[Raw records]
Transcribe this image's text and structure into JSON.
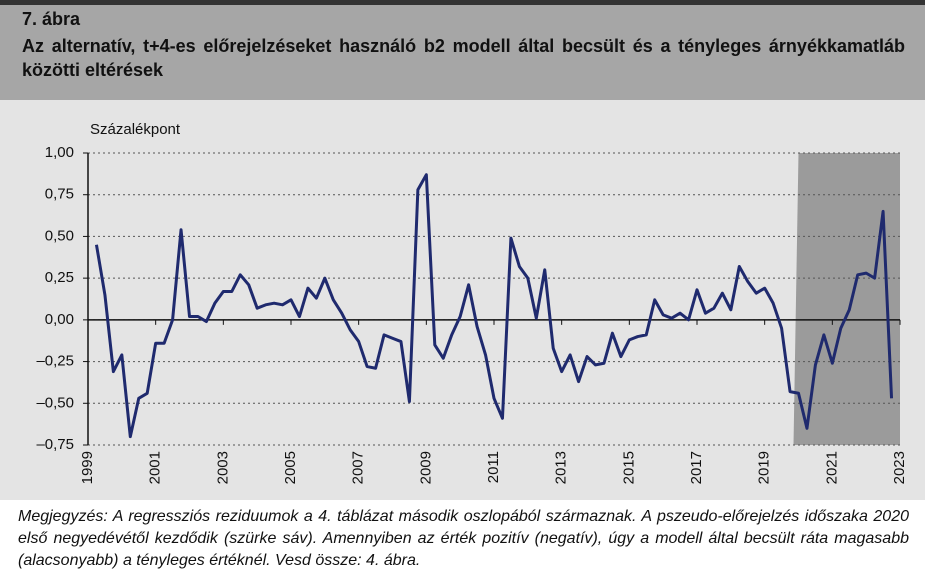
{
  "header": {
    "label": "7. ábra",
    "title": "Az alternatív, t+4-es előrejelzéseket használó b2 modell által becsült és a tényleges árnyékkamatláb közötti eltérések"
  },
  "chart_data": {
    "type": "line",
    "y_axis_label": "Százalékpont",
    "x": [
      1999.25,
      1999.5,
      1999.75,
      2000,
      2000.25,
      2000.5,
      2000.75,
      2001,
      2001.25,
      2001.5,
      2001.75,
      2002,
      2002.25,
      2002.5,
      2002.75,
      2003,
      2003.25,
      2003.5,
      2003.75,
      2004,
      2004.25,
      2004.5,
      2004.75,
      2005,
      2005.25,
      2005.5,
      2005.75,
      2006,
      2006.25,
      2006.5,
      2006.75,
      2007,
      2007.25,
      2007.5,
      2007.75,
      2008,
      2008.25,
      2008.5,
      2008.75,
      2009,
      2009.25,
      2009.5,
      2009.75,
      2010,
      2010.25,
      2010.5,
      2010.75,
      2011,
      2011.25,
      2011.5,
      2011.75,
      2012,
      2012.25,
      2012.5,
      2012.75,
      2013,
      2013.25,
      2013.5,
      2013.75,
      2014,
      2014.25,
      2014.5,
      2014.75,
      2015,
      2015.25,
      2015.5,
      2015.75,
      2016,
      2016.25,
      2016.5,
      2016.75,
      2017,
      2017.25,
      2017.5,
      2017.75,
      2018,
      2018.25,
      2018.5,
      2018.75,
      2019,
      2019.25,
      2019.5,
      2019.75,
      2020,
      2020.25,
      2020.5,
      2020.75,
      2021,
      2021.25,
      2021.5,
      2021.75,
      2022,
      2022.25,
      2022.5,
      2022.75
    ],
    "series": [
      {
        "name": "Eltérés",
        "color": "#1f2a6e",
        "values": [
          0.45,
          0.15,
          -0.31,
          -0.21,
          -0.7,
          -0.47,
          -0.44,
          -0.14,
          -0.14,
          0.0,
          0.54,
          0.02,
          0.02,
          -0.01,
          0.1,
          0.17,
          0.17,
          0.27,
          0.21,
          0.07,
          0.09,
          0.1,
          0.09,
          0.12,
          0.02,
          0.19,
          0.13,
          0.25,
          0.12,
          0.04,
          -0.06,
          -0.13,
          -0.28,
          -0.29,
          -0.09,
          -0.11,
          -0.13,
          -0.49,
          0.78,
          0.87,
          -0.15,
          -0.23,
          -0.09,
          0.02,
          0.21,
          -0.04,
          -0.21,
          -0.47,
          -0.59,
          0.49,
          0.32,
          0.25,
          0.01,
          0.3,
          -0.17,
          -0.31,
          -0.21,
          -0.37,
          -0.22,
          -0.27,
          -0.26,
          -0.08,
          -0.22,
          -0.12,
          -0.1,
          -0.09,
          0.12,
          0.03,
          0.01,
          0.04,
          0.0,
          0.18,
          0.04,
          0.07,
          0.16,
          0.06,
          0.32,
          0.23,
          0.16,
          0.19,
          0.1,
          -0.05,
          -0.43,
          -0.44,
          -0.65,
          -0.27,
          -0.09,
          -0.26,
          -0.05,
          0.06,
          0.27,
          0.28,
          0.25,
          0.65,
          -0.47
        ]
      }
    ],
    "highlight_x": [
      2020,
      2023
    ],
    "highlight_color": "#9b9b9b",
    "xlim": [
      1999,
      2023
    ],
    "xticks": [
      1999,
      2001,
      2003,
      2005,
      2007,
      2009,
      2011,
      2013,
      2015,
      2017,
      2019,
      2021,
      2023
    ],
    "ylim": [
      -0.75,
      1
    ],
    "yticks": [
      {
        "value": -0.75,
        "label": "–0,75"
      },
      {
        "value": -0.5,
        "label": "–0,50"
      },
      {
        "value": -0.25,
        "label": "–0,25"
      },
      {
        "value": 0,
        "label": "0,00"
      },
      {
        "value": 0.25,
        "label": "0,25"
      },
      {
        "value": 0.5,
        "label": "0,50"
      },
      {
        "value": 0.75,
        "label": "0,75"
      },
      {
        "value": 1,
        "label": "1,00"
      }
    ],
    "grid": true
  },
  "note": "Megjegyzés: A regressziós reziduumok a 4. táblázat második oszlopából származnak. A pszeudo-előrejelzés időszaka 2020 első negyedévétől kezdődik (szürke sáv). Amennyiben az érték pozitív (negatív), úgy a modell által becsült ráta magasabb (alacsonyabb) a tényleges értéknél. Vesd össze: 4. ábra."
}
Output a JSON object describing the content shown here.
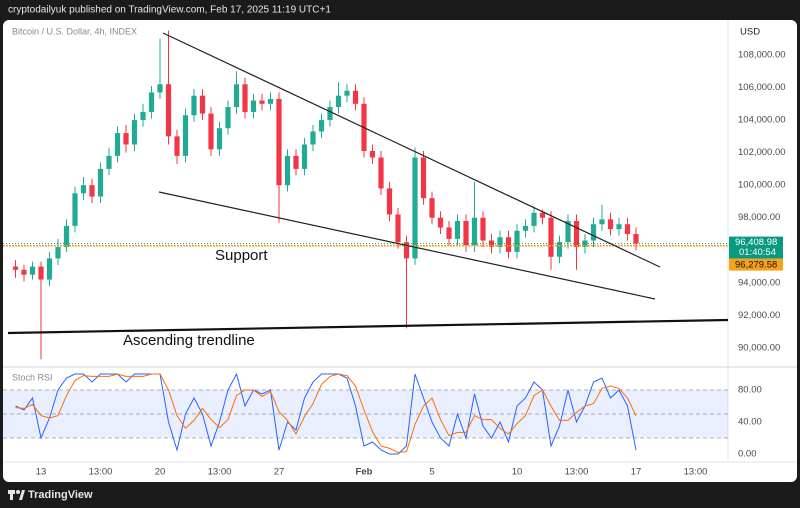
{
  "header": {
    "publisher": "cryptodailyuk published on TradingView.com, Feb 17, 2025 11:19 UTC+1"
  },
  "footer": {
    "brand": "TradingView"
  },
  "chart_data": [
    {
      "type": "candlestick",
      "title": "Bitcoin / U.S. Dollar, 4h, INDEX",
      "currency": "USD",
      "up_color": "#22ab94",
      "down_color": "#f23645",
      "categories": [
        null,
        null,
        null,
        "13",
        null,
        null,
        null,
        null,
        null,
        null,
        "13:00",
        null,
        null,
        null,
        null,
        null,
        null,
        "20",
        null,
        null,
        null,
        null,
        null,
        null,
        "13:00",
        null,
        null,
        null,
        null,
        null,
        null,
        "27",
        null,
        null,
        null,
        null,
        null,
        null,
        null,
        null,
        null,
        "Feb",
        null,
        null,
        null,
        null,
        null,
        null,
        null,
        "5",
        null,
        null,
        null,
        null,
        null,
        null,
        null,
        null,
        null,
        "10",
        null,
        null,
        null,
        null,
        null,
        null,
        "13:00",
        null,
        null,
        null,
        null,
        null,
        null,
        "17",
        null,
        null,
        null,
        null,
        null,
        null,
        "13:00",
        null,
        null,
        null
      ],
      "open": [
        95000,
        94800,
        94500,
        95000,
        94200,
        95500,
        96200,
        97500,
        99500,
        100000,
        99300,
        101000,
        101800,
        103200,
        102500,
        104000,
        104500,
        105700,
        106200,
        103000,
        101800,
        104300,
        105500,
        104400,
        102200,
        103500,
        104800,
        106200,
        104500,
        105200,
        105000,
        105300,
        100000,
        101800,
        101000,
        102500,
        103300,
        104000,
        104800,
        105500,
        105800,
        105000,
        102100,
        101700,
        99800,
        98200,
        96500,
        95500,
        101700,
        99200,
        98000,
        97400,
        96700,
        97800,
        96300,
        98000,
        96600,
        96200,
        96800,
        95900,
        97200,
        97500,
        98300,
        98000,
        95600,
        96500,
        97800,
        96200,
        96600,
        97600,
        97900,
        97300,
        97600,
        97000,
        null,
        null,
        null,
        null,
        null,
        null,
        null,
        null,
        null,
        null
      ],
      "high": [
        95400,
        95100,
        95300,
        95300,
        95900,
        96700,
        97900,
        99900,
        100500,
        100400,
        101400,
        102300,
        103600,
        103700,
        104400,
        105000,
        106100,
        109000,
        109500,
        103400,
        104700,
        105900,
        105900,
        104800,
        103900,
        105200,
        107000,
        106600,
        105600,
        105600,
        105700,
        105700,
        102200,
        102200,
        102900,
        103700,
        104400,
        105200,
        106300,
        106200,
        106200,
        105400,
        102500,
        102100,
        100200,
        98600,
        96900,
        102300,
        102100,
        99600,
        98400,
        97800,
        98200,
        98200,
        100200,
        98400,
        97000,
        97200,
        97200,
        97600,
        97900,
        98700,
        98500,
        98400,
        96900,
        98200,
        98200,
        97000,
        98000,
        98800,
        98300,
        98000,
        98000,
        97400,
        null,
        null,
        null,
        null,
        null,
        null,
        null,
        null,
        null,
        null
      ],
      "low": [
        94300,
        94100,
        94200,
        89300,
        93800,
        95100,
        95900,
        97100,
        99100,
        98900,
        98900,
        100600,
        101400,
        102000,
        102100,
        103600,
        104100,
        105300,
        102500,
        101300,
        101400,
        103900,
        104000,
        101800,
        101800,
        103100,
        104400,
        104100,
        104100,
        104600,
        104600,
        97700,
        99600,
        100600,
        100600,
        102100,
        102900,
        103600,
        104400,
        105100,
        104600,
        101700,
        101300,
        99400,
        97800,
        96100,
        91200,
        95100,
        98800,
        97600,
        97000,
        96300,
        96300,
        95900,
        95900,
        96200,
        95800,
        95800,
        95500,
        95500,
        96800,
        97100,
        97600,
        94800,
        95200,
        96100,
        94800,
        95800,
        96200,
        97200,
        96900,
        96900,
        96600,
        96000,
        null,
        null,
        null,
        null,
        null,
        null,
        null,
        null,
        null,
        null
      ],
      "close": [
        94800,
        94500,
        95000,
        94200,
        95500,
        96200,
        97500,
        99500,
        100000,
        99300,
        101000,
        101800,
        103200,
        102500,
        104000,
        104500,
        105700,
        106200,
        103000,
        101800,
        104300,
        105500,
        104400,
        102200,
        103500,
        104800,
        106200,
        104500,
        105200,
        105000,
        105300,
        100000,
        101800,
        101000,
        102500,
        103300,
        104000,
        104800,
        105500,
        105800,
        105000,
        102100,
        101700,
        99800,
        98200,
        96500,
        95500,
        101700,
        99200,
        98000,
        97400,
        96700,
        97800,
        96300,
        98000,
        96600,
        96200,
        96800,
        95900,
        97200,
        97500,
        98300,
        98000,
        95600,
        96500,
        97800,
        96200,
        96600,
        97600,
        97900,
        97300,
        97600,
        97000,
        96409,
        null,
        null,
        null,
        null,
        null,
        null,
        null,
        null,
        null,
        null
      ],
      "ylim": [
        88950,
        110150
      ],
      "yticks": [
        {
          "value": 90000,
          "label": "90,000.00"
        },
        {
          "value": 92000,
          "label": "92,000.00"
        },
        {
          "value": 94000,
          "label": "94,000.00"
        },
        {
          "value": 96000,
          "label": "96,000.00"
        },
        {
          "value": 98000,
          "label": "98,000.00"
        },
        {
          "value": 100000,
          "label": "100,000.00"
        },
        {
          "value": 102000,
          "label": "102,000.00"
        },
        {
          "value": 104000,
          "label": "104,000.00"
        },
        {
          "value": 106000,
          "label": "106,000.00"
        },
        {
          "value": 108000,
          "label": "108,000.00"
        }
      ],
      "grid": false,
      "last_price": {
        "value": 96408.98,
        "label": "96,408.98",
        "color": "#089981"
      },
      "countdown": "01:40:54",
      "reference_price": {
        "value": 96279.58,
        "label": "96,279.58",
        "color": "#f7a21b"
      },
      "annotations": [
        "Support",
        "Ascending trendline"
      ]
    },
    {
      "type": "line",
      "title": "Stoch RSI",
      "series": [
        {
          "color": "#2962ff",
          "values": [
            60,
            55,
            70,
            20,
            45,
            80,
            95,
            100,
            100,
            90,
            100,
            100,
            100,
            90,
            100,
            100,
            100,
            100,
            40,
            5,
            50,
            70,
            50,
            10,
            40,
            80,
            100,
            60,
            80,
            75,
            80,
            5,
            40,
            30,
            70,
            90,
            100,
            100,
            100,
            95,
            60,
            10,
            15,
            5,
            0,
            0,
            10,
            100,
            70,
            40,
            20,
            10,
            50,
            20,
            75,
            35,
            20,
            40,
            15,
            60,
            70,
            90,
            80,
            10,
            35,
            80,
            40,
            60,
            90,
            95,
            70,
            80,
            60,
            5,
            null,
            null,
            null,
            null,
            null,
            null,
            null,
            null,
            null,
            null
          ]
        },
        {
          "color": "#ff6d00",
          "values": [
            58,
            57,
            62,
            48,
            45,
            48,
            73,
            92,
            98,
            97,
            97,
            97,
            100,
            97,
            97,
            97,
            100,
            100,
            80,
            48,
            32,
            42,
            57,
            43,
            33,
            43,
            73,
            80,
            80,
            72,
            78,
            53,
            42,
            25,
            47,
            63,
            87,
            97,
            100,
            98,
            85,
            55,
            28,
            10,
            7,
            2,
            3,
            37,
            60,
            70,
            43,
            23,
            27,
            27,
            48,
            43,
            43,
            32,
            25,
            38,
            48,
            73,
            80,
            60,
            42,
            42,
            52,
            60,
            63,
            82,
            85,
            82,
            70,
            48,
            null,
            null,
            null,
            null,
            null,
            null,
            null,
            null,
            null,
            null
          ]
        }
      ],
      "ylim": [
        -10,
        105
      ],
      "yticks": [
        {
          "value": 80,
          "label": "80.00"
        },
        {
          "value": 40,
          "label": "40.00"
        },
        {
          "value": 0,
          "label": "0.00"
        }
      ],
      "band": [
        20,
        80
      ],
      "midline": 50
    }
  ]
}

_Problem_. Collect each line of the entries that has the word "becsült", copying it in full.

_Answer in full_.
    "title": "Az alternatív, t+4-es előrejelzéseket használó b2 modell által becsült és a tényleges árnyékkamatláb közötti eltérések"
  "note": "Megjegyzés: A regressziós reziduumok a 4. táblázat második oszlopából származnak. A pszeudo-előrejelzés időszaka 2020 első negyedévétől kezdődik (szürke sáv). Amennyiben az érték pozitív (negatív), úgy a modell által becsült ráta magasabb (alacsonyabb) a tényleges értéknél. Vesd össze: 4. ábra."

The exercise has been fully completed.